(Records shown):
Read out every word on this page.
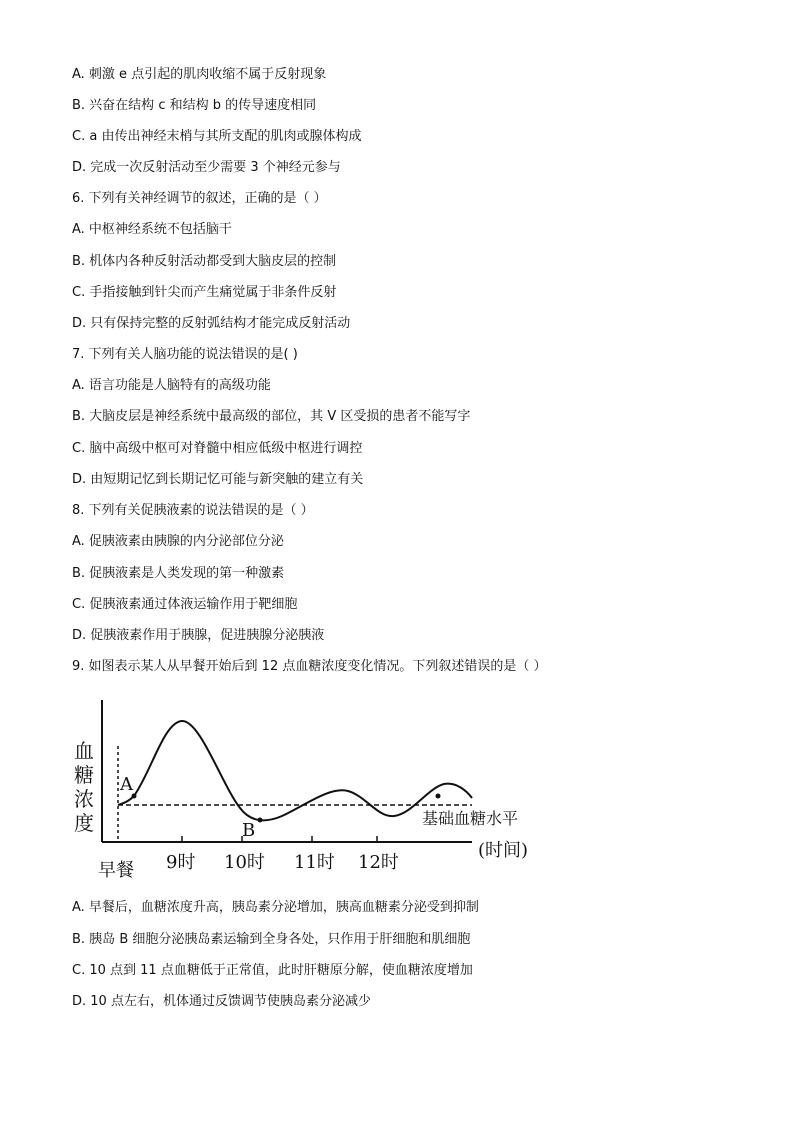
A. 刺激 e 点引起的肌肉收缩不属于反射现象
B. 兴奋在结构 c 和结构 b 的传导速度相同
C. a 由传出神经末梢与其所支配的肌肉或腺体构成
D. 完成一次反射活动至少需要 3 个神经元参与
6. 下列有关神经调节的叙述，正确的是（ ）
A. 中枢神经系统不包括脑干
B. 机体内各种反射活动都受到大脑皮层的控制
C. 手指接触到针尖而产生痛觉属于非条件反射
D. 只有保持完整的反射弧结构才能完成反射活动
7. 下列有关人脑功能的说法错误的是( )
A. 语言功能是人脑特有的高级功能
B. 大脑皮层是神经系统中最高级的部位，其 V 区受损的患者不能写字
C. 脑中高级中枢可对脊髓中相应低级中枢进行调控
D. 由短期记忆到长期记忆可能与新突触的建立有关
8. 下列有关促胰液素的说法错误的是（ ）
A. 促胰液素由胰腺的内分泌部位分泌
B. 促胰液素是人类发现的第一种激素
C. 促胰液素通过体液运输作用于靶细胞
D. 促胰液素作用于胰腺，促进胰腺分泌胰液
9. 如图表示某人从早餐开始后到 12 点血糖浓度变化情况。下列叙述错误的是（ ）
血
糖
浓
度
A
B
基础血糖水平
早餐 9时 10时 11时 12时
(时间)
A. 早餐后，血糖浓度升高，胰岛素分泌增加，胰高血糖素分泌受到抑制
B. 胰岛 B 细胞分泌胰岛素运输到全身各处，只作用于肝细胞和肌细胞
C. 10 点到 11 点血糖低于正常值，此时肝糖原分解，使血糖浓度增加
D. 10 点左右，机体通过反馈调节使胰岛素分泌减少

(Given task): Output all of the records exactly as they appear above, but not the pictures.

(Worked solution):
Read out every word on this page.
A. 刺激 e 点引起的肌肉收缩不属于反射现象
B. 兴奋在结构 c 和结构 b 的传导速度相同
C. a 由传出神经末梢与其所支配的肌肉或腺体构成
D. 完成一次反射活动至少需要 3 个神经元参与
6. 下列有关神经调节的叙述，正确的是（ ）
A. 中枢神经系统不包括脑干
B. 机体内各种反射活动都受到大脑皮层的控制
C. 手指接触到针尖而产生痛觉属于非条件反射
D. 只有保持完整的反射弧结构才能完成反射活动
7. 下列有关人脑功能的说法错误的是( )
A. 语言功能是人脑特有的高级功能
B. 大脑皮层是神经系统中最高级的部位，其 V 区受损的患者不能写字
C. 脑中高级中枢可对脊髓中相应低级中枢进行调控
D. 由短期记忆到长期记忆可能与新突触的建立有关
8. 下列有关促胰液素的说法错误的是（ ）
A. 促胰液素由胰腺的内分泌部位分泌
B. 促胰液素是人类发现的第一种激素
C. 促胰液素通过体液运输作用于靶细胞
D. 促胰液素作用于胰腺，促进胰腺分泌胰液
9. 如图表示某人从早餐开始后到 12 点血糖浓度变化情况。下列叙述错误的是（ ）
血
糖
浓
度
A
B
基础血糖水平
早餐 9时 10时 11时 12时
(时间)
A. 早餐后，血糖浓度升高，胰岛素分泌增加，胰高血糖素分泌受到抑制
B. 胰岛 B 细胞分泌胰岛素运输到全身各处，只作用于肝细胞和肌细胞
C. 10 点到 11 点血糖低于正常值，此时肝糖原分解，使血糖浓度增加
D. 10 点左右，机体通过反馈调节使胰岛素分泌减少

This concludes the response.